## Instructions to follow
The entries below should be output exactly as written.

-- Begin Extracted data --

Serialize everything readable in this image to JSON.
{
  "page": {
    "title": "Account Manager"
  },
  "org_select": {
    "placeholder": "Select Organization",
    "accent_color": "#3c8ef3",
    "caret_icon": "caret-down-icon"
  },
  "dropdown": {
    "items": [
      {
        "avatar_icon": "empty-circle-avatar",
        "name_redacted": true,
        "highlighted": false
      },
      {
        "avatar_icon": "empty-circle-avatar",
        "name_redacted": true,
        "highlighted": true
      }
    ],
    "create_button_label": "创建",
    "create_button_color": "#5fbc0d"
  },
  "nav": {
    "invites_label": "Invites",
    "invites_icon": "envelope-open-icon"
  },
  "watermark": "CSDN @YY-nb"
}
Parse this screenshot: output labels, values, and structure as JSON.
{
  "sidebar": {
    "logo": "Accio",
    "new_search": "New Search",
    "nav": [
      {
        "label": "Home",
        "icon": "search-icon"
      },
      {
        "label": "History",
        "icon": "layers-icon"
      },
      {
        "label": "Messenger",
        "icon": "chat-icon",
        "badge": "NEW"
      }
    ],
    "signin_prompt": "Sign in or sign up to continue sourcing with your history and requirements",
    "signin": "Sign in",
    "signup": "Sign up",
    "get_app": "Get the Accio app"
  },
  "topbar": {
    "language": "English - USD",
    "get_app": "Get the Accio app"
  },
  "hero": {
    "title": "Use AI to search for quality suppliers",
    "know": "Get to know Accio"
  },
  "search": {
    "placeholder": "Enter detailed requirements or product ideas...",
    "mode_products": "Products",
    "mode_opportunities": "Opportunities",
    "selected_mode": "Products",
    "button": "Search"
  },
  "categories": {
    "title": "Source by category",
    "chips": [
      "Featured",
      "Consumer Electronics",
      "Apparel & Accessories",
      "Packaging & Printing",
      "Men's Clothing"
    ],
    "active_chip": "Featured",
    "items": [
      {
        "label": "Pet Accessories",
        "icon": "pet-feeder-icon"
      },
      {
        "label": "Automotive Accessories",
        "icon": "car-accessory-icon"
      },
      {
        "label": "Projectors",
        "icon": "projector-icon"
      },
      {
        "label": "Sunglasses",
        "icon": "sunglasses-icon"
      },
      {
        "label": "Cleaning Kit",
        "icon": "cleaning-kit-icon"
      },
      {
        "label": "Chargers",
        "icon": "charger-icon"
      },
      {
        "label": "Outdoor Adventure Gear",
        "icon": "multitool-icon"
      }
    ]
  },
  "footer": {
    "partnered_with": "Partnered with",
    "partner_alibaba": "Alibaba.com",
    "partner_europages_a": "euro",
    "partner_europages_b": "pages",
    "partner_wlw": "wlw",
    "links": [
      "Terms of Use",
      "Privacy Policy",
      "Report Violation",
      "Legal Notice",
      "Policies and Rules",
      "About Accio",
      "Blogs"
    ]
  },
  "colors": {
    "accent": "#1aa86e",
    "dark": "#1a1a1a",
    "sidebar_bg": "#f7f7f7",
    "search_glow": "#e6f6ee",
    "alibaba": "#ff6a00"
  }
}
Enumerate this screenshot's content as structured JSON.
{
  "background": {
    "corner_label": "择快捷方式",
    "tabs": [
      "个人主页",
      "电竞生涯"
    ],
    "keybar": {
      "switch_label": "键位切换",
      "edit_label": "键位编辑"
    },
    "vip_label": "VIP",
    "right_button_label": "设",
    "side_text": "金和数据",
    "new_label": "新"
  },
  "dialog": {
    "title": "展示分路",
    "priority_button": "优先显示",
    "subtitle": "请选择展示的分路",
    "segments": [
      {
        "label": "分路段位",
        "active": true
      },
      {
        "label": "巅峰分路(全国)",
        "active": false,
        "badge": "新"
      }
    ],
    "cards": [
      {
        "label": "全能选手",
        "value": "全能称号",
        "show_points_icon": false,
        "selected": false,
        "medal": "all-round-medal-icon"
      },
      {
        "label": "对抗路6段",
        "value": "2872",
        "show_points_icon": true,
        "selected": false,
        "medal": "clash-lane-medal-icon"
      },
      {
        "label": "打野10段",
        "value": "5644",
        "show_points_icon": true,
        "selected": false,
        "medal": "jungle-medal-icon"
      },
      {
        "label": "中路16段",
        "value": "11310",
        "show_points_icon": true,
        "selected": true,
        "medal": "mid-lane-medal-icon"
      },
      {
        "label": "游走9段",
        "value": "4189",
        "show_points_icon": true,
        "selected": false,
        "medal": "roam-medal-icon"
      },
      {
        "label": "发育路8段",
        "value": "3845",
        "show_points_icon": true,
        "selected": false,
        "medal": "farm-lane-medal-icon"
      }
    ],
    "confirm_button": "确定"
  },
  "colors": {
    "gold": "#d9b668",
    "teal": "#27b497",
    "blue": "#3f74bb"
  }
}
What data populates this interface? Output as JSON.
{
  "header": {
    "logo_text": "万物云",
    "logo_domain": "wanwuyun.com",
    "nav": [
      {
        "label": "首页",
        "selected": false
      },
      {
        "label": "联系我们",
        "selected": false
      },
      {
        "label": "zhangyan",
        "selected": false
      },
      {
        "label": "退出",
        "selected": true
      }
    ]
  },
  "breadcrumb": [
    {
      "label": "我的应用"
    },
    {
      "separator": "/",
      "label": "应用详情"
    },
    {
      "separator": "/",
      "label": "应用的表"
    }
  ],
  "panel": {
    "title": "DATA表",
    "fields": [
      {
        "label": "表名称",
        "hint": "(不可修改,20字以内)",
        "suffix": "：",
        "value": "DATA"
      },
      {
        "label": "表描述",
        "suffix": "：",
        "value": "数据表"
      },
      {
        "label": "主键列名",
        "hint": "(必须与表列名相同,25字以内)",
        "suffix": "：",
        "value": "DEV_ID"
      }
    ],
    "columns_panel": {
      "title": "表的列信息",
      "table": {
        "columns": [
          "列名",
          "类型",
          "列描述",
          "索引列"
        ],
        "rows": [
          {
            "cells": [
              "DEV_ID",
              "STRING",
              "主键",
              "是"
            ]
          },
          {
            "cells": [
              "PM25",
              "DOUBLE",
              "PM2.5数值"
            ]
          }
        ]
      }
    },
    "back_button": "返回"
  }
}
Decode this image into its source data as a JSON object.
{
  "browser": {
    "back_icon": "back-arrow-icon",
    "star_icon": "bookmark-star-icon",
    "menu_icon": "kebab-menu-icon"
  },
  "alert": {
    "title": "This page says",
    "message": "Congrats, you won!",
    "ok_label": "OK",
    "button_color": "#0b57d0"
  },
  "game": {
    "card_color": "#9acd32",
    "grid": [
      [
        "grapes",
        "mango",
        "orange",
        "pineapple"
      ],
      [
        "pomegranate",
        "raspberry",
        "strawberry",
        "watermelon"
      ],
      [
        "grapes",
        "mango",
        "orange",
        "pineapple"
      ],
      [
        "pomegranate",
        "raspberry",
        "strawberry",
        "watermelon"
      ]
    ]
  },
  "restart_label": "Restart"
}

-- End Extracted data --

## Exercise answer
Serialize everything readable in this image to JSON.
{
  "page": {
    "title": "Account Manager"
  },
  "org_select": {
    "placeholder": "Select Organization",
    "accent_color": "#3c8ef3",
    "caret_icon": "caret-down-icon"
  },
  "dropdown": {
    "items": [
      {
        "avatar_icon": "empty-circle-avatar",
        "name_redacted": true,
        "highlighted": false
      },
      {
        "avatar_icon": "empty-circle-avatar",
        "name_redacted": true,
        "highlighted": true
      }
    ],
    "create_button_label": "创建",
    "create_button_color": "#5fbc0d"
  },
  "nav": {
    "invites_label": "Invites",
    "invites_icon": "envelope-open-icon"
  },
  "watermark": "CSDN @YY-nb"
}
Parse this screenshot: output labels, values, and structure as JSON.
{
  "sidebar": {
    "logo": "Accio",
    "new_search": "New Search",
    "nav": [
      {
        "label": "Home",
        "icon": "search-icon"
      },
      {
        "label": "History",
        "icon": "layers-icon"
      },
      {
        "label": "Messenger",
        "icon": "chat-icon",
        "badge": "NEW"
      }
    ],
    "signin_prompt": "Sign in or sign up to continue sourcing with your history and requirements",
    "signin": "Sign in",
    "signup": "Sign up",
    "get_app": "Get the Accio app"
  },
  "topbar": {
    "language": "English - USD",
    "get_app": "Get the Accio app"
  },
  "hero": {
    "title": "Use AI to search for quality suppliers",
    "know": "Get to know Accio"
  },
  "search": {
    "placeholder": "Enter detailed requirements or product ideas...",
    "mode_products": "Products",
    "mode_opportunities": "Opportunities",
    "selected_mode": "Products",
    "button": "Search"
  },
  "categories": {
    "title": "Source by category",
    "chips": [
      "Featured",
      "Consumer Electronics",
      "Apparel & Accessories",
      "Packaging & Printing",
      "Men's Clothing"
    ],
    "active_chip": "Featured",
    "items": [
      {
        "label": "Pet Accessories",
        "icon": "pet-feeder-icon"
      },
      {
        "label": "Automotive Accessories",
        "icon": "car-accessory-icon"
      },
      {
        "label": "Projectors",
        "icon": "projector-icon"
      },
      {
        "label": "Sunglasses",
        "icon": "sunglasses-icon"
      },
      {
        "label": "Cleaning Kit",
        "icon": "cleaning-kit-icon"
      },
      {
        "label": "Chargers",
        "icon": "charger-icon"
      },
      {
        "label": "Outdoor Adventure Gear",
        "icon": "multitool-icon"
      }
    ]
  },
  "footer": {
    "partnered_with": "Partnered with",
    "partner_alibaba": "Alibaba.com",
    "partner_europages_a": "euro",
    "partner_europages_b": "pages",
    "partner_wlw": "wlw",
    "links": [
      "Terms of Use",
      "Privacy Policy",
      "Report Violation",
      "Legal Notice",
      "Policies and Rules",
      "About Accio",
      "Blogs"
    ]
  },
  "colors": {
    "accent": "#1aa86e",
    "dark": "#1a1a1a",
    "sidebar_bg": "#f7f7f7",
    "search_glow": "#e6f6ee",
    "alibaba": "#ff6a00"
  }
}
Enumerate this screenshot's content as structured JSON.
{
  "background": {
    "corner_label": "择快捷方式",
    "tabs": [
      "个人主页",
      "电竞生涯"
    ],
    "keybar": {
      "switch_label": "键位切换",
      "edit_label": "键位编辑"
    },
    "vip_label": "VIP",
    "right_button_label": "设",
    "side_text": "金和数据",
    "new_label": "新"
  },
  "dialog": {
    "title": "展示分路",
    "priority_button": "优先显示",
    "subtitle": "请选择展示的分路",
    "segments": [
      {
        "label": "分路段位",
        "active": true
      },
      {
        "label": "巅峰分路(全国)",
        "active": false,
        "badge": "新"
      }
    ],
    "cards": [
      {
        "label": "全能选手",
        "value": "全能称号",
        "show_points_icon": false,
        "selected": false,
        "medal": "all-round-medal-icon"
      },
      {
        "label": "对抗路6段",
        "value": "2872",
        "show_points_icon": true,
        "selected": false,
        "medal": "clash-lane-medal-icon"
      },
      {
        "label": "打野10段",
        "value": "5644",
        "show_points_icon": true,
        "selected": false,
        "medal": "jungle-medal-icon"
      },
      {
        "label": "中路16段",
        "value": "11310",
        "show_points_icon": true,
        "selected": true,
        "medal": "mid-lane-medal-icon"
      },
      {
        "label": "游走9段",
        "value": "4189",
        "show_points_icon": true,
        "selected": false,
        "medal": "roam-medal-icon"
      },
      {
        "label": "发育路8段",
        "value": "3845",
        "show_points_icon": true,
        "selected": false,
        "medal": "farm-lane-medal-icon"
      }
    ],
    "confirm_button": "确定"
  },
  "colors": {
    "gold": "#d9b668",
    "teal": "#27b497",
    "blue": "#3f74bb"
  }
}
What data populates this interface? Output as JSON.
{
  "header": {
    "logo_text": "万物云",
    "logo_domain": "wanwuyun.com",
    "nav": [
      {
        "label": "首页",
        "selected": false
      },
      {
        "label": "联系我们",
        "selected": false
      },
      {
        "label": "zhangyan",
        "selected": false
      },
      {
        "label": "退出",
        "selected": true
      }
    ]
  },
  "breadcrumb": [
    {
      "label": "我的应用"
    },
    {
      "separator": "/",
      "label": "应用详情"
    },
    {
      "separator": "/",
      "label": "应用的表"
    }
  ],
  "panel": {
    "title": "DATA表",
    "fields": [
      {
        "label": "表名称",
        "hint": "(不可修改,20字以内)",
        "suffix": "：",
        "value": "DATA"
      },
      {
        "label": "表描述",
        "suffix": "：",
        "value": "数据表"
      },
      {
        "label": "主键列名",
        "hint": "(必须与表列名相同,25字以内)",
        "suffix": "：",
        "value": "DEV_ID"
      }
    ],
    "columns_panel": {
      "title": "表的列信息",
      "table": {
        "columns": [
          "列名",
          "类型",
          "列描述",
          "索引列"
        ],
        "rows": [
          {
            "cells": [
              "DEV_ID",
              "STRING",
              "主键",
              "是"
            ]
          },
          {
            "cells": [
              "PM25",
              "DOUBLE",
              "PM2.5数值"
            ]
          }
        ]
      }
    },
    "back_button": "返回"
  }
}
Decode this image into its source data as a JSON object.
{
  "browser": {
    "back_icon": "back-arrow-icon",
    "star_icon": "bookmark-star-icon",
    "menu_icon": "kebab-menu-icon"
  },
  "alert": {
    "title": "This page says",
    "message": "Congrats, you won!",
    "ok_label": "OK",
    "button_color": "#0b57d0"
  },
  "game": {
    "card_color": "#9acd32",
    "grid": [
      [
        "grapes",
        "mango",
        "orange",
        "pineapple"
      ],
      [
        "pomegranate",
        "raspberry",
        "strawberry",
        "watermelon"
      ],
      [
        "grapes",
        "mango",
        "orange",
        "pineapple"
      ],
      [
        "pomegranate",
        "raspberry",
        "strawberry",
        "watermelon"
      ]
    ]
  },
  "restart_label": "Restart"
}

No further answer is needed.